Directions:
Write the material out again in full, word for word. Do not include the pictures.

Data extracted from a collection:
◇ ◇ ◇

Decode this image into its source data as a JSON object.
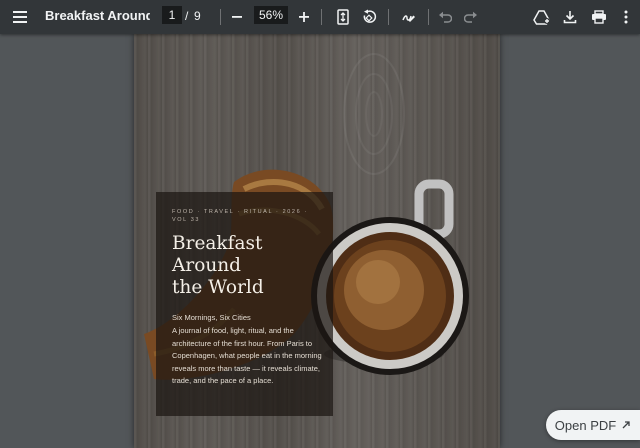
{
  "toolbar": {
    "menu_icon": "hamburger-menu-icon",
    "title": "Breakfast Around ...",
    "current_page": "1",
    "page_separator": "/",
    "total_pages": "9",
    "zoom_level": "56%",
    "icons": [
      "zoom-out-icon",
      "zoom-in-icon",
      "fit-page-icon",
      "rotate-icon",
      "annotate-pen-icon",
      "undo-icon",
      "redo-icon",
      "drive-save-icon",
      "download-icon",
      "print-icon",
      "more-options-icon"
    ]
  },
  "document": {
    "tagline": "FOOD · TRAVEL · RITUAL · 2026 · VOL 33",
    "title": "Breakfast\nAround\nthe World",
    "subheading": "Six Mornings, Six Cities",
    "description": "A journal of food, light, ritual, and the architecture of the first hour. From Paris to Copenhagen, what people eat in the morning reveals more than taste — it reveals climate, trade, and the pace of a place."
  },
  "open_pdf": {
    "label": "Open PDF",
    "icon": "external-link-icon"
  },
  "colors": {
    "toolbar_bg": "#323639",
    "viewer_bg": "#525659",
    "text_light": "#f1f3f4"
  }
}
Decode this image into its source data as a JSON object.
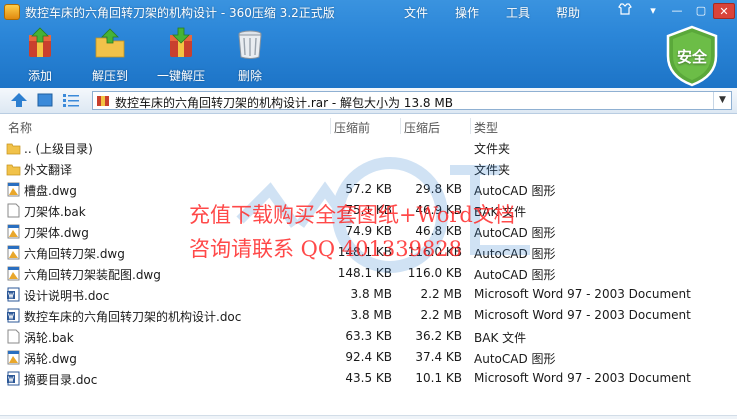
{
  "window": {
    "title": "数控车床的六角回转刀架的机构设计 - 360压缩 3.2正式版",
    "menus": [
      "文件",
      "操作",
      "工具",
      "帮助"
    ]
  },
  "toolbar": {
    "add_label": "添加",
    "extract_to_label": "解压到",
    "one_click_extract_label": "一键解压",
    "delete_label": "删除",
    "security_label": "安全"
  },
  "address": {
    "path": "数控车床的六角回转刀架的机构设计.rar - 解包大小为 13.8 MB"
  },
  "columns": {
    "name": "名称",
    "size": "压缩前",
    "compressed": "压缩后",
    "type": "类型"
  },
  "files": [
    {
      "icon": "folder-up-icon",
      "name": ".. (上级目录)",
      "size": "",
      "compressed": "",
      "type": "文件夹"
    },
    {
      "icon": "folder-icon",
      "name": "外文翻译",
      "size": "",
      "compressed": "",
      "type": "文件夹"
    },
    {
      "icon": "dwg-file-icon",
      "name": "槽盘.dwg",
      "size": "57.2 KB",
      "compressed": "29.8 KB",
      "type": "AutoCAD 图形"
    },
    {
      "icon": "bak-file-icon",
      "name": "刀架体.bak",
      "size": "75.1 KB",
      "compressed": "46.9 KB",
      "type": "BAK 文件"
    },
    {
      "icon": "dwg-file-icon",
      "name": "刀架体.dwg",
      "size": "74.9 KB",
      "compressed": "46.8 KB",
      "type": "AutoCAD 图形"
    },
    {
      "icon": "dwg-file-icon",
      "name": "六角回转刀架.dwg",
      "size": "148.1 KB",
      "compressed": "116.0 KB",
      "type": "AutoCAD 图形"
    },
    {
      "icon": "dwg-file-icon",
      "name": "六角回转刀架装配图.dwg",
      "size": "148.1 KB",
      "compressed": "116.0 KB",
      "type": "AutoCAD 图形"
    },
    {
      "icon": "doc-file-icon",
      "name": "设计说明书.doc",
      "size": "3.8 MB",
      "compressed": "2.2 MB",
      "type": "Microsoft Word 97 - 2003 Document"
    },
    {
      "icon": "doc-file-icon",
      "name": "数控车床的六角回转刀架的机构设计.doc",
      "size": "3.8 MB",
      "compressed": "2.2 MB",
      "type": "Microsoft Word 97 - 2003 Document"
    },
    {
      "icon": "bak-file-icon",
      "name": "涡轮.bak",
      "size": "63.3 KB",
      "compressed": "36.2 KB",
      "type": "BAK 文件"
    },
    {
      "icon": "dwg-file-icon",
      "name": "涡轮.dwg",
      "size": "92.4 KB",
      "compressed": "37.4 KB",
      "type": "AutoCAD 图形"
    },
    {
      "icon": "doc-file-icon",
      "name": "摘要目录.doc",
      "size": "43.5 KB",
      "compressed": "10.1 KB",
      "type": "Microsoft Word 97 - 2003 Document"
    }
  ],
  "watermark": {
    "line1": "充值下载购买全套图纸+Word文档",
    "line2": "咨询请联系 QQ 401339828"
  },
  "colors": {
    "toolbar_blue": "#2b86d8",
    "security_green": "#5aa83a",
    "watermark_red": "#ff2a2a",
    "folder_yellow": "#f1c24a"
  }
}
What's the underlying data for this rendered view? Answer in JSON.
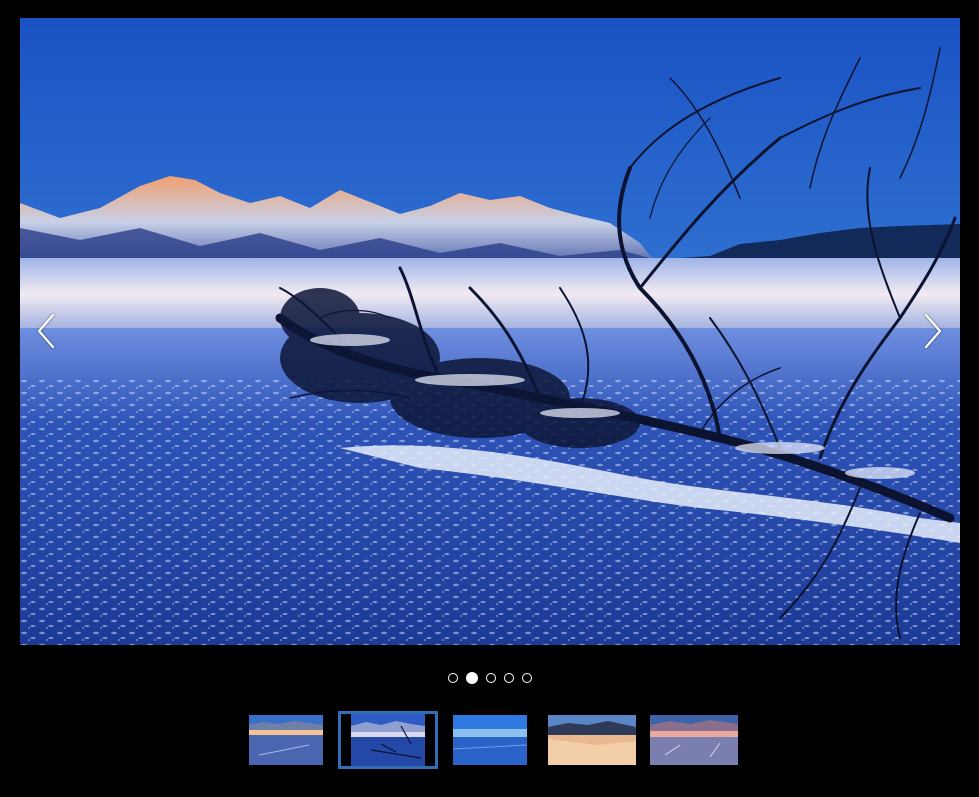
{
  "gallery": {
    "current_index": 1,
    "total": 5,
    "slides": [
      {
        "name": "slide-1"
      },
      {
        "name": "slide-2"
      },
      {
        "name": "slide-3"
      },
      {
        "name": "slide-4"
      },
      {
        "name": "slide-5"
      }
    ],
    "prev_icon": "chevron-left-icon",
    "next_icon": "chevron-right-icon",
    "colors": {
      "background": "#000000",
      "active_thumb_border": "#2f6db5",
      "dot": "#ffffff"
    }
  }
}
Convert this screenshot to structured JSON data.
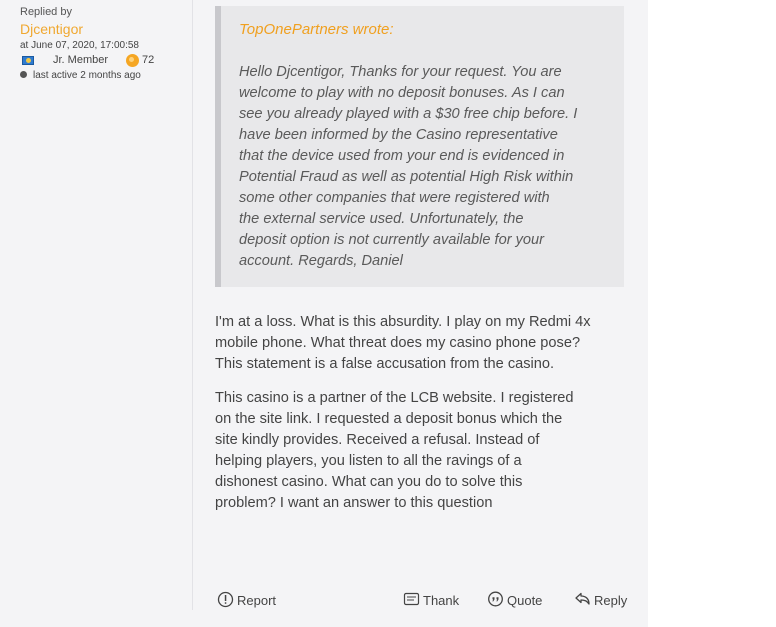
{
  "author": {
    "replied_by_label": "Replied by",
    "username": "Djcentigor",
    "date": "at June 07, 2020, 17:00:58",
    "rank": "Jr. Member",
    "reputation": "72",
    "status": "last active 2 months ago",
    "flag_icon": "flag-icon",
    "reputation_icon": "reputation-icon"
  },
  "quote": {
    "author": "TopOnePartners wrote:",
    "lines": [
      "Hello Djcentigor, Thanks for your request. You are",
      "welcome to play with no deposit bonuses. As I can",
      "see you already played with a $30 free chip before. I",
      "have been informed by the Casino representative",
      "that the device used from your end is evidenced in",
      "Potential Fraud as well as potential High Risk within",
      "some other companies that were registered with",
      "the external service used. Unfortunately, the",
      "deposit option is not currently available for your",
      "account. Regards, Daniel"
    ]
  },
  "body": {
    "p1_lines": [
      "I'm at a loss. What is this absurdity. I play on my Redmi 4x",
      "mobile phone. What threat does my casino phone pose?",
      "This statement is a false accusation from the casino."
    ],
    "p2_lines": [
      "This casino is a partner of the LCB website. I registered",
      "on the site link. I requested a deposit bonus which the",
      "site kindly provides. Received a refusal. Instead of",
      "helping players, you listen to all the ravings of a",
      "dishonest casino. What can you do to solve this",
      "problem? I want an answer to this question"
    ]
  },
  "actions": {
    "report": "Report",
    "thank": "Thank",
    "quote": "Quote",
    "reply": "Reply"
  },
  "colors": {
    "username": "#f0a830",
    "quote_author": "#f0a020",
    "background": "#f4f4f6"
  }
}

◇ ◇ ◇

Result for this task:
Decode this image into its source data as a JSON object.
{
  "toolbar": {
    "menu_icon": "hamburger-menu-icon",
    "title": "Breakfast Around ...",
    "current_page": "1",
    "page_separator": "/",
    "total_pages": "9",
    "zoom_level": "56%",
    "icons": [
      "zoom-out-icon",
      "zoom-in-icon",
      "fit-page-icon",
      "rotate-icon",
      "annotate-pen-icon",
      "undo-icon",
      "redo-icon",
      "drive-save-icon",
      "download-icon",
      "print-icon",
      "more-options-icon"
    ]
  },
  "document": {
    "tagline": "FOOD · TRAVEL · RITUAL · 2026 · VOL 33",
    "title": "Breakfast\nAround\nthe World",
    "subheading": "Six Mornings, Six Cities",
    "description": "A journal of food, light, ritual, and the architecture of the first hour. From Paris to Copenhagen, what people eat in the morning reveals more than taste — it reveals climate, trade, and the pace of a place."
  },
  "open_pdf": {
    "label": "Open PDF",
    "icon": "external-link-icon"
  },
  "colors": {
    "toolbar_bg": "#323639",
    "viewer_bg": "#525659",
    "text_light": "#f1f3f4"
  }
}
Decode this image into its source data as a JSON object.
{
  "window": {
    "title": "数控车床的六角回转刀架的机构设计 - 360压缩 3.2正式版",
    "menus": [
      "文件",
      "操作",
      "工具",
      "帮助"
    ]
  },
  "toolbar": {
    "add_label": "添加",
    "extract_to_label": "解压到",
    "one_click_extract_label": "一键解压",
    "delete_label": "删除",
    "security_label": "安全"
  },
  "address": {
    "path": "数控车床的六角回转刀架的机构设计.rar - 解包大小为 13.8 MB"
  },
  "columns": {
    "name": "名称",
    "size": "压缩前",
    "compressed": "压缩后",
    "type": "类型"
  },
  "files": [
    {
      "icon": "folder-up-icon",
      "name": ".. (上级目录)",
      "size": "",
      "compressed": "",
      "type": "文件夹"
    },
    {
      "icon": "folder-icon",
      "name": "外文翻译",
      "size": "",
      "compressed": "",
      "type": "文件夹"
    },
    {
      "icon": "dwg-file-icon",
      "name": "槽盘.dwg",
      "size": "57.2 KB",
      "compressed": "29.8 KB",
      "type": "AutoCAD 图形"
    },
    {
      "icon": "bak-file-icon",
      "name": "刀架体.bak",
      "size": "75.1 KB",
      "compressed": "46.9 KB",
      "type": "BAK 文件"
    },
    {
      "icon": "dwg-file-icon",
      "name": "刀架体.dwg",
      "size": "74.9 KB",
      "compressed": "46.8 KB",
      "type": "AutoCAD 图形"
    },
    {
      "icon": "dwg-file-icon",
      "name": "六角回转刀架.dwg",
      "size": "148.1 KB",
      "compressed": "116.0 KB",
      "type": "AutoCAD 图形"
    },
    {
      "icon": "dwg-file-icon",
      "name": "六角回转刀架装配图.dwg",
      "size": "148.1 KB",
      "compressed": "116.0 KB",
      "type": "AutoCAD 图形"
    },
    {
      "icon": "doc-file-icon",
      "name": "设计说明书.doc",
      "size": "3.8 MB",
      "compressed": "2.2 MB",
      "type": "Microsoft Word 97 - 2003 Document"
    },
    {
      "icon": "doc-file-icon",
      "name": "数控车床的六角回转刀架的机构设计.doc",
      "size": "3.8 MB",
      "compressed": "2.2 MB",
      "type": "Microsoft Word 97 - 2003 Document"
    },
    {
      "icon": "bak-file-icon",
      "name": "涡轮.bak",
      "size": "63.3 KB",
      "compressed": "36.2 KB",
      "type": "BAK 文件"
    },
    {
      "icon": "dwg-file-icon",
      "name": "涡轮.dwg",
      "size": "92.4 KB",
      "compressed": "37.4 KB",
      "type": "AutoCAD 图形"
    },
    {
      "icon": "doc-file-icon",
      "name": "摘要目录.doc",
      "size": "43.5 KB",
      "compressed": "10.1 KB",
      "type": "Microsoft Word 97 - 2003 Document"
    }
  ],
  "watermark": {
    "line1": "充值下载购买全套图纸+Word文档",
    "line2": "咨询请联系 QQ 401339828"
  },
  "colors": {
    "toolbar_blue": "#2b86d8",
    "security_green": "#5aa83a",
    "watermark_red": "#ff2a2a",
    "folder_yellow": "#f1c24a"
  }
}
What's the underlying data for this rendered view? Answer in JSON.
{
  "gallery": {
    "current_index": 1,
    "total": 5,
    "slides": [
      {
        "name": "slide-1"
      },
      {
        "name": "slide-2"
      },
      {
        "name": "slide-3"
      },
      {
        "name": "slide-4"
      },
      {
        "name": "slide-5"
      }
    ],
    "prev_icon": "chevron-left-icon",
    "next_icon": "chevron-right-icon",
    "colors": {
      "background": "#000000",
      "active_thumb_border": "#2f6db5",
      "dot": "#ffffff"
    }
  }
}
Convert this screenshot to structured JSON data.
{
  "author": {
    "replied_by_label": "Replied by",
    "username": "Djcentigor",
    "date": "at June 07, 2020, 17:00:58",
    "rank": "Jr. Member",
    "reputation": "72",
    "status": "last active 2 months ago",
    "flag_icon": "flag-icon",
    "reputation_icon": "reputation-icon"
  },
  "quote": {
    "author": "TopOnePartners wrote:",
    "lines": [
      "Hello Djcentigor, Thanks for your request. You are",
      "welcome to play with no deposit bonuses. As I can",
      "see you already played with a $30 free chip before. I",
      "have been informed by the Casino representative",
      "that the device used from your end is evidenced in",
      "Potential Fraud as well as potential High Risk within",
      "some other companies that were registered with",
      "the external service used. Unfortunately, the",
      "deposit option is not currently available for your",
      "account. Regards, Daniel"
    ]
  },
  "body": {
    "p1_lines": [
      "I'm at a loss. What is this absurdity. I play on my Redmi 4x",
      "mobile phone. What threat does my casino phone pose?",
      "This statement is a false accusation from the casino."
    ],
    "p2_lines": [
      "This casino is a partner of the LCB website. I registered",
      "on the site link. I requested a deposit bonus which the",
      "site kindly provides. Received a refusal. Instead of",
      "helping players, you listen to all the ravings of a",
      "dishonest casino. What can you do to solve this",
      "problem? I want an answer to this question"
    ]
  },
  "actions": {
    "report": "Report",
    "thank": "Thank",
    "quote": "Quote",
    "reply": "Reply"
  },
  "colors": {
    "username": "#f0a830",
    "quote_author": "#f0a020",
    "background": "#f4f4f6"
  }
}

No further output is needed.